(Data records)
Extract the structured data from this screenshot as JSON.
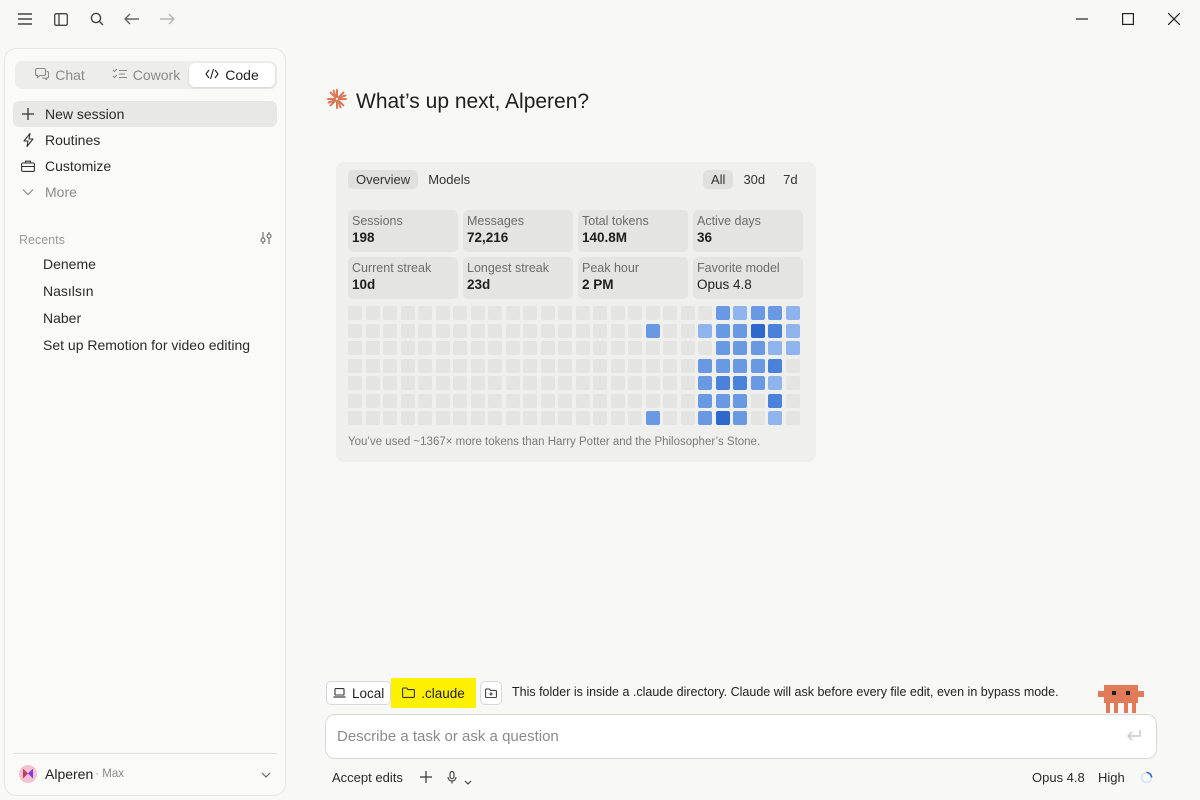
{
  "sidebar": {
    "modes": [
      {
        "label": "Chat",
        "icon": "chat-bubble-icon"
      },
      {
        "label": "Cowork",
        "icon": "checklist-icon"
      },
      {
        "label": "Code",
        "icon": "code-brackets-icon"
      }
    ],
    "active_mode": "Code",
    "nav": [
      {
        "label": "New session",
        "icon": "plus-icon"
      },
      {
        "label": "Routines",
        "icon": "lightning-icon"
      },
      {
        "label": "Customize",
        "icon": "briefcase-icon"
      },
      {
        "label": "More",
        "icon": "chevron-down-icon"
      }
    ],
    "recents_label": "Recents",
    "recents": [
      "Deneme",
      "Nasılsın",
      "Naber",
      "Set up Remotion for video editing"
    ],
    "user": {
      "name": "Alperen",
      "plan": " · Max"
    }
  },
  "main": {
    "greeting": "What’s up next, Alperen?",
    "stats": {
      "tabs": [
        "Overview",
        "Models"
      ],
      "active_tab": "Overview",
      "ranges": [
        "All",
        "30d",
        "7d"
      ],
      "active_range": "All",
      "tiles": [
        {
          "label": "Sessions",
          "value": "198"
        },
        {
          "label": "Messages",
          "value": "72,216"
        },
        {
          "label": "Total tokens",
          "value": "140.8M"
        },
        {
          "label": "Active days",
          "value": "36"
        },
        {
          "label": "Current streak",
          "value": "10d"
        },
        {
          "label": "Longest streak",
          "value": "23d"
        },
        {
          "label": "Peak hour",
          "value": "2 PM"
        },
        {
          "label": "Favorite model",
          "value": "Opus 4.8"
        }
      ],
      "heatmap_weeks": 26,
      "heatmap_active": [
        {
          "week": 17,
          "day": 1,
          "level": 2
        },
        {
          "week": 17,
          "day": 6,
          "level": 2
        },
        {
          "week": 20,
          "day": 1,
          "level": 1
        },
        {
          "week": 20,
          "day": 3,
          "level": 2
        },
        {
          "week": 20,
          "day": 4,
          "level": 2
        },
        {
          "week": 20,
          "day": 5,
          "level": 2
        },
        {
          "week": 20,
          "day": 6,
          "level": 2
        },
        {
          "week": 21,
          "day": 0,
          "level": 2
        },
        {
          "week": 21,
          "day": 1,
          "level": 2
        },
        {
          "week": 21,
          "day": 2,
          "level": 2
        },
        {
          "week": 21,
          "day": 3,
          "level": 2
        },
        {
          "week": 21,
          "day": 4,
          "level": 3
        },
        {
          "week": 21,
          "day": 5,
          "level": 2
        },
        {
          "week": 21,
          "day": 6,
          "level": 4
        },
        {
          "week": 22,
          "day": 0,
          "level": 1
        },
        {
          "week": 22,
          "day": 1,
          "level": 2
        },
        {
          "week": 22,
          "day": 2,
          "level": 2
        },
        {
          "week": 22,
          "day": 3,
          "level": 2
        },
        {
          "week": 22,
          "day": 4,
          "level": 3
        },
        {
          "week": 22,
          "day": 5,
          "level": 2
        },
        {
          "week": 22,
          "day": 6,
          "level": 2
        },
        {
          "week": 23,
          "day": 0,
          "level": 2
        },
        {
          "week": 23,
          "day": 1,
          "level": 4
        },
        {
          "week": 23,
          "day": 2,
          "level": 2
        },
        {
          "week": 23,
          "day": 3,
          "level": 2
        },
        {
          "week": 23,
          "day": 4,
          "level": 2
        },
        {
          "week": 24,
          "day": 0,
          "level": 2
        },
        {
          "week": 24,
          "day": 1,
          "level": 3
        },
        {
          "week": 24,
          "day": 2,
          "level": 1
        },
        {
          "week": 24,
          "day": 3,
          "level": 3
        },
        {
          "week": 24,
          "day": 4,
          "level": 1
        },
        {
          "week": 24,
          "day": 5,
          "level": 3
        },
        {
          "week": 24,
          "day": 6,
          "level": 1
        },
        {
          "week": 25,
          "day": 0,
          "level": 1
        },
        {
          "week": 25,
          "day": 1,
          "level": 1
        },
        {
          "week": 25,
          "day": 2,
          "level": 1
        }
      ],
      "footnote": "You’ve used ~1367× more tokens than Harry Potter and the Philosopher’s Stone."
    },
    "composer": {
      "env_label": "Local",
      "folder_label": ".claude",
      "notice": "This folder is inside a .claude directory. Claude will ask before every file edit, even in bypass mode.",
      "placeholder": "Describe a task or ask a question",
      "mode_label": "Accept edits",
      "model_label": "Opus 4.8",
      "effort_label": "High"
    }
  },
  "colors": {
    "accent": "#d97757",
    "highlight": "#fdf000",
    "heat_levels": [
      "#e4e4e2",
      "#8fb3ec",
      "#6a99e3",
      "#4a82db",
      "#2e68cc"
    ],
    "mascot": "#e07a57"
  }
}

## Written problem
Restate the full listing verbatim and drop every picture.

## Full answer
Extract the structured data from this screenshot as JSON.
{
  "sidebar": {
    "modes": [
      {
        "label": "Chat",
        "icon": "chat-bubble-icon"
      },
      {
        "label": "Cowork",
        "icon": "checklist-icon"
      },
      {
        "label": "Code",
        "icon": "code-brackets-icon"
      }
    ],
    "active_mode": "Code",
    "nav": [
      {
        "label": "New session",
        "icon": "plus-icon"
      },
      {
        "label": "Routines",
        "icon": "lightning-icon"
      },
      {
        "label": "Customize",
        "icon": "briefcase-icon"
      },
      {
        "label": "More",
        "icon": "chevron-down-icon"
      }
    ],
    "recents_label": "Recents",
    "recents": [
      "Deneme",
      "Nasılsın",
      "Naber",
      "Set up Remotion for video editing"
    ],
    "user": {
      "name": "Alperen",
      "plan": " · Max"
    }
  },
  "main": {
    "greeting": "What’s up next, Alperen?",
    "stats": {
      "tabs": [
        "Overview",
        "Models"
      ],
      "active_tab": "Overview",
      "ranges": [
        "All",
        "30d",
        "7d"
      ],
      "active_range": "All",
      "tiles": [
        {
          "label": "Sessions",
          "value": "198"
        },
        {
          "label": "Messages",
          "value": "72,216"
        },
        {
          "label": "Total tokens",
          "value": "140.8M"
        },
        {
          "label": "Active days",
          "value": "36"
        },
        {
          "label": "Current streak",
          "value": "10d"
        },
        {
          "label": "Longest streak",
          "value": "23d"
        },
        {
          "label": "Peak hour",
          "value": "2 PM"
        },
        {
          "label": "Favorite model",
          "value": "Opus 4.8"
        }
      ],
      "heatmap_weeks": 26,
      "heatmap_active": [
        {
          "week": 17,
          "day": 1,
          "level": 2
        },
        {
          "week": 17,
          "day": 6,
          "level": 2
        },
        {
          "week": 20,
          "day": 1,
          "level": 1
        },
        {
          "week": 20,
          "day": 3,
          "level": 2
        },
        {
          "week": 20,
          "day": 4,
          "level": 2
        },
        {
          "week": 20,
          "day": 5,
          "level": 2
        },
        {
          "week": 20,
          "day": 6,
          "level": 2
        },
        {
          "week": 21,
          "day": 0,
          "level": 2
        },
        {
          "week": 21,
          "day": 1,
          "level": 2
        },
        {
          "week": 21,
          "day": 2,
          "level": 2
        },
        {
          "week": 21,
          "day": 3,
          "level": 2
        },
        {
          "week": 21,
          "day": 4,
          "level": 3
        },
        {
          "week": 21,
          "day": 5,
          "level": 2
        },
        {
          "week": 21,
          "day": 6,
          "level": 4
        },
        {
          "week": 22,
          "day": 0,
          "level": 1
        },
        {
          "week": 22,
          "day": 1,
          "level": 2
        },
        {
          "week": 22,
          "day": 2,
          "level": 2
        },
        {
          "week": 22,
          "day": 3,
          "level": 2
        },
        {
          "week": 22,
          "day": 4,
          "level": 3
        },
        {
          "week": 22,
          "day": 5,
          "level": 2
        },
        {
          "week": 22,
          "day": 6,
          "level": 2
        },
        {
          "week": 23,
          "day": 0,
          "level": 2
        },
        {
          "week": 23,
          "day": 1,
          "level": 4
        },
        {
          "week": 23,
          "day": 2,
          "level": 2
        },
        {
          "week": 23,
          "day": 3,
          "level": 2
        },
        {
          "week": 23,
          "day": 4,
          "level": 2
        },
        {
          "week": 24,
          "day": 0,
          "level": 2
        },
        {
          "week": 24,
          "day": 1,
          "level": 3
        },
        {
          "week": 24,
          "day": 2,
          "level": 1
        },
        {
          "week": 24,
          "day": 3,
          "level": 3
        },
        {
          "week": 24,
          "day": 4,
          "level": 1
        },
        {
          "week": 24,
          "day": 5,
          "level": 3
        },
        {
          "week": 24,
          "day": 6,
          "level": 1
        },
        {
          "week": 25,
          "day": 0,
          "level": 1
        },
        {
          "week": 25,
          "day": 1,
          "level": 1
        },
        {
          "week": 25,
          "day": 2,
          "level": 1
        }
      ],
      "footnote": "You’ve used ~1367× more tokens than Harry Potter and the Philosopher’s Stone."
    },
    "composer": {
      "env_label": "Local",
      "folder_label": ".claude",
      "notice": "This folder is inside a .claude directory. Claude will ask before every file edit, even in bypass mode.",
      "placeholder": "Describe a task or ask a question",
      "mode_label": "Accept edits",
      "model_label": "Opus 4.8",
      "effort_label": "High"
    }
  },
  "colors": {
    "accent": "#d97757",
    "highlight": "#fdf000",
    "heat_levels": [
      "#e4e4e2",
      "#8fb3ec",
      "#6a99e3",
      "#4a82db",
      "#2e68cc"
    ],
    "mascot": "#e07a57"
  }
}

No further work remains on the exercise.